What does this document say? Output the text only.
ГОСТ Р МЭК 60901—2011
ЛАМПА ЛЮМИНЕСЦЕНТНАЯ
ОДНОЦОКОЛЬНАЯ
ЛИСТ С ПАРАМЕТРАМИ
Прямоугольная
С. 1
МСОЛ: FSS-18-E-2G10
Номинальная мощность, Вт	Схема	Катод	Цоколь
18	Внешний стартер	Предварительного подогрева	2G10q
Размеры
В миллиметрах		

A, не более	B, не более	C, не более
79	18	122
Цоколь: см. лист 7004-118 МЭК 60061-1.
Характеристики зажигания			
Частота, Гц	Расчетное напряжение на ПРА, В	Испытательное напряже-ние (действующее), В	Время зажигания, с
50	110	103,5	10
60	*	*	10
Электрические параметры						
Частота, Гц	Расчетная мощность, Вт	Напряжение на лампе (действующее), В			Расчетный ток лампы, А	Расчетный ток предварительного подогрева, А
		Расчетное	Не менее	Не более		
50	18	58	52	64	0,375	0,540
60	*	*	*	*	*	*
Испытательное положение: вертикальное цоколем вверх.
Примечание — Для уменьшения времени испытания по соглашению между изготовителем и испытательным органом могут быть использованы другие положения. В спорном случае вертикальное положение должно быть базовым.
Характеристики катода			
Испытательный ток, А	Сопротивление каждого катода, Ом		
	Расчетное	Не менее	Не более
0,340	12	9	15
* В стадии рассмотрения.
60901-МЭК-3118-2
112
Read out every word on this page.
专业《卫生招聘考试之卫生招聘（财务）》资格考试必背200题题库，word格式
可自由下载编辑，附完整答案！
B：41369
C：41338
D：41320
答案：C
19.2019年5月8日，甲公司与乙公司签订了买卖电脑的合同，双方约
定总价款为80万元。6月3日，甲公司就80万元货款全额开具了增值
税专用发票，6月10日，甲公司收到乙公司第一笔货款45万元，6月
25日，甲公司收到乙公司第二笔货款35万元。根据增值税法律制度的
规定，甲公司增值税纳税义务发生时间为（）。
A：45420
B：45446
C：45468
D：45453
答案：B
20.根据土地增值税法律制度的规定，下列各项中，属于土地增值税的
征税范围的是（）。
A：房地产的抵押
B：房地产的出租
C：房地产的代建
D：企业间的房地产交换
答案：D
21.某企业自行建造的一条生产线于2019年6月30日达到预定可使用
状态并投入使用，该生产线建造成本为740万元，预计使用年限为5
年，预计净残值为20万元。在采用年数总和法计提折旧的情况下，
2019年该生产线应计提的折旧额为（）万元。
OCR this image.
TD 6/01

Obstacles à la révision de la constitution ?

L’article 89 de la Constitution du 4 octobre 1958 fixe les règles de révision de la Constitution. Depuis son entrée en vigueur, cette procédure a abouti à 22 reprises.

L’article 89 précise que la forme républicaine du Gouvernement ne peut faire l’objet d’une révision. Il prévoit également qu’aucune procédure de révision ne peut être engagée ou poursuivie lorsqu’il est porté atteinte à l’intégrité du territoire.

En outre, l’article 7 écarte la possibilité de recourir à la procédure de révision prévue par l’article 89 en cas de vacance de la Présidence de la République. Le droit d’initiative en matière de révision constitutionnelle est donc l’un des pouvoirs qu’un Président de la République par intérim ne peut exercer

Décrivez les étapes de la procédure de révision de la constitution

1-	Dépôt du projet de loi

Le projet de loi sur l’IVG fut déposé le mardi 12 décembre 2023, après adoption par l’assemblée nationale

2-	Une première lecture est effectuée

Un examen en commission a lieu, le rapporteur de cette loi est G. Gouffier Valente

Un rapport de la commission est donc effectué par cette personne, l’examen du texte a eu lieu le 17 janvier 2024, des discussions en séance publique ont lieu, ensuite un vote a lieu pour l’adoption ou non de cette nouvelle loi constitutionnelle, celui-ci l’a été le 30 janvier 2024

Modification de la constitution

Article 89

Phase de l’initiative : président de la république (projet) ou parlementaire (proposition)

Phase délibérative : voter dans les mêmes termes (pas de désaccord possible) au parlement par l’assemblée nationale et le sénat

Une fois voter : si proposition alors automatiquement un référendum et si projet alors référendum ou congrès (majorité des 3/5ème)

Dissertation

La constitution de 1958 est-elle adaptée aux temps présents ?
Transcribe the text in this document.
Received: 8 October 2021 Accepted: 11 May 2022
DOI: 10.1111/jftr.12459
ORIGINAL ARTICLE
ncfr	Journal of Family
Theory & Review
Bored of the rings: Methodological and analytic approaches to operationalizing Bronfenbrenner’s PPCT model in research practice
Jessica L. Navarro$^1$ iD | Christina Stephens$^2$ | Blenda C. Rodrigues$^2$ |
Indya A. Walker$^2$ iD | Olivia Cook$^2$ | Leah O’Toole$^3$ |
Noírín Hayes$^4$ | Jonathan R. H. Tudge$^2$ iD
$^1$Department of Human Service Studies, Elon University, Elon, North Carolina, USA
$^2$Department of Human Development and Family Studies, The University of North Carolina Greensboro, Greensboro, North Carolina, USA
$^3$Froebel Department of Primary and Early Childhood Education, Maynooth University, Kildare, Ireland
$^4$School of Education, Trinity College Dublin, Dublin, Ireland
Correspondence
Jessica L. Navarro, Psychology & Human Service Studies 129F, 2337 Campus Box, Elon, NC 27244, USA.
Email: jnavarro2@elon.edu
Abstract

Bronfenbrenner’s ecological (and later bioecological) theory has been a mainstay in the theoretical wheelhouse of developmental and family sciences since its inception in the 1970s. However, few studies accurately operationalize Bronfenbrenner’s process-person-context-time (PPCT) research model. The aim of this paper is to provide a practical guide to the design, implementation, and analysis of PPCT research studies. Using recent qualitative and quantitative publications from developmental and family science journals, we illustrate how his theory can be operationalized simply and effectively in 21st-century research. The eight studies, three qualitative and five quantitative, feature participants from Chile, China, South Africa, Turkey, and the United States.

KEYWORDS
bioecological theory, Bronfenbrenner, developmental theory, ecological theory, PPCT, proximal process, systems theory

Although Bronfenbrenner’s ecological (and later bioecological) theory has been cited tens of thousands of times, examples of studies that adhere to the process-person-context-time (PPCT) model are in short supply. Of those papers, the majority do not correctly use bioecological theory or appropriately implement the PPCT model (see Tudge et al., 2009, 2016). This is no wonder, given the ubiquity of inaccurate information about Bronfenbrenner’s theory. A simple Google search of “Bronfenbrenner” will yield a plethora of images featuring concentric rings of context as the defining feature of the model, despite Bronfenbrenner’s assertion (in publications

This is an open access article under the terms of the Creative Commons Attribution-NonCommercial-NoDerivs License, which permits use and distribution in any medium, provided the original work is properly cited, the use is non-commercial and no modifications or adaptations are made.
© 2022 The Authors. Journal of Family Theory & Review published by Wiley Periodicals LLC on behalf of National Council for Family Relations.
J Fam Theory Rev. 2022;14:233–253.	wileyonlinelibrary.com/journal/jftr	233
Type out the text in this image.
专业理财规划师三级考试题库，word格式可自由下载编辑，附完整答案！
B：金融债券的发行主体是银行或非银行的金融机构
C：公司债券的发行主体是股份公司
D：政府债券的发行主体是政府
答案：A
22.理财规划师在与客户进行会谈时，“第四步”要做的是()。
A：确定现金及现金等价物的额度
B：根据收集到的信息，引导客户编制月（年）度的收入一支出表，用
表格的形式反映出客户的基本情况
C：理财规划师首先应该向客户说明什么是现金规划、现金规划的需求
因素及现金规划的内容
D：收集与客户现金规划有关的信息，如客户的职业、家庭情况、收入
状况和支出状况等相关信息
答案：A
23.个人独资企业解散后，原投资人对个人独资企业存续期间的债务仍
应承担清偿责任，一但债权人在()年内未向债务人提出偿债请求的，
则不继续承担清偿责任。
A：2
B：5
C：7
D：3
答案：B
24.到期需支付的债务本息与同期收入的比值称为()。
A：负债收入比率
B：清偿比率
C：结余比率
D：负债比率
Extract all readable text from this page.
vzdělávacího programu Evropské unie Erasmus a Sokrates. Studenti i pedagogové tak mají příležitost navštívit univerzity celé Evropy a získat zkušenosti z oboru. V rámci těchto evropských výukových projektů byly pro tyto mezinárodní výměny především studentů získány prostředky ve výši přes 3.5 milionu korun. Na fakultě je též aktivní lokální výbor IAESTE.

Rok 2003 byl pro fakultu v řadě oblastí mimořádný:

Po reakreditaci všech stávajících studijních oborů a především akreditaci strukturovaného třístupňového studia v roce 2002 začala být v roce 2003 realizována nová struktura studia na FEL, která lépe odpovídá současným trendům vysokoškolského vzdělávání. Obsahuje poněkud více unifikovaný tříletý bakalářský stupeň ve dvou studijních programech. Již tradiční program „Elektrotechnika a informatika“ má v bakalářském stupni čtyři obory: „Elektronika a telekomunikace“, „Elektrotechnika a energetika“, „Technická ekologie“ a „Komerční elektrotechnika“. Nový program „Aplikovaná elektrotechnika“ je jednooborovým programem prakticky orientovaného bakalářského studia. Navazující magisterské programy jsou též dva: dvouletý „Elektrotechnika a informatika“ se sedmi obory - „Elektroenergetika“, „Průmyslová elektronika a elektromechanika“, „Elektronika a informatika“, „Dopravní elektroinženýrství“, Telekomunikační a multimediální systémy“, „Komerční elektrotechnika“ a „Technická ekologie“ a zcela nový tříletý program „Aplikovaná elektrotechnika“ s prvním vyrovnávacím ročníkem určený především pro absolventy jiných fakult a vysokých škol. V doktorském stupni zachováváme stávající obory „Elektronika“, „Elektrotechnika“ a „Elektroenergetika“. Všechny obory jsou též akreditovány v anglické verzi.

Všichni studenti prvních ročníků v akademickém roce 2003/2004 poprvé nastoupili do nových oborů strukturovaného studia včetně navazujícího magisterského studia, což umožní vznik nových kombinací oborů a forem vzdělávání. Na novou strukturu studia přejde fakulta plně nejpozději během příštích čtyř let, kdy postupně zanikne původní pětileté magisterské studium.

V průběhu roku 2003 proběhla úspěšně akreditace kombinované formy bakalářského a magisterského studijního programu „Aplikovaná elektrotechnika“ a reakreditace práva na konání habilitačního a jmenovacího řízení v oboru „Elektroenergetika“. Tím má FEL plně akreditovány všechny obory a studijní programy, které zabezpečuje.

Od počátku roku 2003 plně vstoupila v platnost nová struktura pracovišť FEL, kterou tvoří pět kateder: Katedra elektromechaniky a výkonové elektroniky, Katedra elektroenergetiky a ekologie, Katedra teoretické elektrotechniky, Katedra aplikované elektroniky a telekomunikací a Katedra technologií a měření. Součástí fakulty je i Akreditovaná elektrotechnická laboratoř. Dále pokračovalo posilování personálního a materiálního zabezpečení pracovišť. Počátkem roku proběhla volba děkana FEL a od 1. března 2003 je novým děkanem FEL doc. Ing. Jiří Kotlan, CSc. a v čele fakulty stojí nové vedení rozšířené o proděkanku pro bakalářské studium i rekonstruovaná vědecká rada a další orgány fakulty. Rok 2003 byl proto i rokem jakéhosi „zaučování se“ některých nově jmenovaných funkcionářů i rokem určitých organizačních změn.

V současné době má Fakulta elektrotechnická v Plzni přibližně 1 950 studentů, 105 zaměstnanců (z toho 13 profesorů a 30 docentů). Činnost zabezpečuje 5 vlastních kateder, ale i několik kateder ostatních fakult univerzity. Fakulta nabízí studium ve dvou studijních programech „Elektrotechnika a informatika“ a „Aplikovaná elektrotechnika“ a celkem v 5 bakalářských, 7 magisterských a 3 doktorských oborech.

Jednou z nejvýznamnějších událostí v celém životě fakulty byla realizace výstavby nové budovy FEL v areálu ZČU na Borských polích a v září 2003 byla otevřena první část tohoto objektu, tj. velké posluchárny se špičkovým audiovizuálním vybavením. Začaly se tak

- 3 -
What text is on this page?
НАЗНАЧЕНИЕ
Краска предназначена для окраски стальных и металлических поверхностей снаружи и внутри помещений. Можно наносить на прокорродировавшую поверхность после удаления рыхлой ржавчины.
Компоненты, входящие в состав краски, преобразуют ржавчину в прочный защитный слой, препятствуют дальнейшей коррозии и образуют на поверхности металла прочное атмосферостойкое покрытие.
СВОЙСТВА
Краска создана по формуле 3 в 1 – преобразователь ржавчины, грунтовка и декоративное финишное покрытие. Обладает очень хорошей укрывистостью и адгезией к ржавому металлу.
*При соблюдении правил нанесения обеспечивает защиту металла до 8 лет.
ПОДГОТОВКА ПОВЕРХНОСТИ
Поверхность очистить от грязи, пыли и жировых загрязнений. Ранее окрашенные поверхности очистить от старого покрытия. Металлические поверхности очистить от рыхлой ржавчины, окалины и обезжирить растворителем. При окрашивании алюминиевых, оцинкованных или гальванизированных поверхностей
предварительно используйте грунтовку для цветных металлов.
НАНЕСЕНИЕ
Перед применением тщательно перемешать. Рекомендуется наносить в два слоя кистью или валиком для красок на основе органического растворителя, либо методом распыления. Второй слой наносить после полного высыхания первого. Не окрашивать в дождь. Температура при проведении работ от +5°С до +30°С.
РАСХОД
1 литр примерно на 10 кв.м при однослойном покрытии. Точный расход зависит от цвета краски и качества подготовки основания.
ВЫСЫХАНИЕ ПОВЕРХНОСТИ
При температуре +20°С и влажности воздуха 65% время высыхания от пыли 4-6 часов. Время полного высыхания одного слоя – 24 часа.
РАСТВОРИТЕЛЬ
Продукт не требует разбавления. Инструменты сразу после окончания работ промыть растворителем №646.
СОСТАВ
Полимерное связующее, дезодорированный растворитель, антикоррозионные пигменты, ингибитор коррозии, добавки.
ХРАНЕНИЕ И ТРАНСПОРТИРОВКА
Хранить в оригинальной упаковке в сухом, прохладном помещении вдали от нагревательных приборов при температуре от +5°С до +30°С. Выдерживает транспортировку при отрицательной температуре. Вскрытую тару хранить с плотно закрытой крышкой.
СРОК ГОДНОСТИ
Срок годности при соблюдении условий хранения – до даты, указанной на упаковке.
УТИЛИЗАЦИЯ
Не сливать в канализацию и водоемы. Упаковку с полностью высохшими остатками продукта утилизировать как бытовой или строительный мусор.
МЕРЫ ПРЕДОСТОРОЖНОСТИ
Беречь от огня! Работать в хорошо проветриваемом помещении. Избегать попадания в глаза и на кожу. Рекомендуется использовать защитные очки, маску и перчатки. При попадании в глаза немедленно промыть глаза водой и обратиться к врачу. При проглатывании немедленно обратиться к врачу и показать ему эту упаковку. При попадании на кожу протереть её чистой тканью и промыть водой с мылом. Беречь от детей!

• • • • •

§ Written problem: Give back only a number, the number of lines where the string "температуре" occurs.

§ Response to this exercise: 2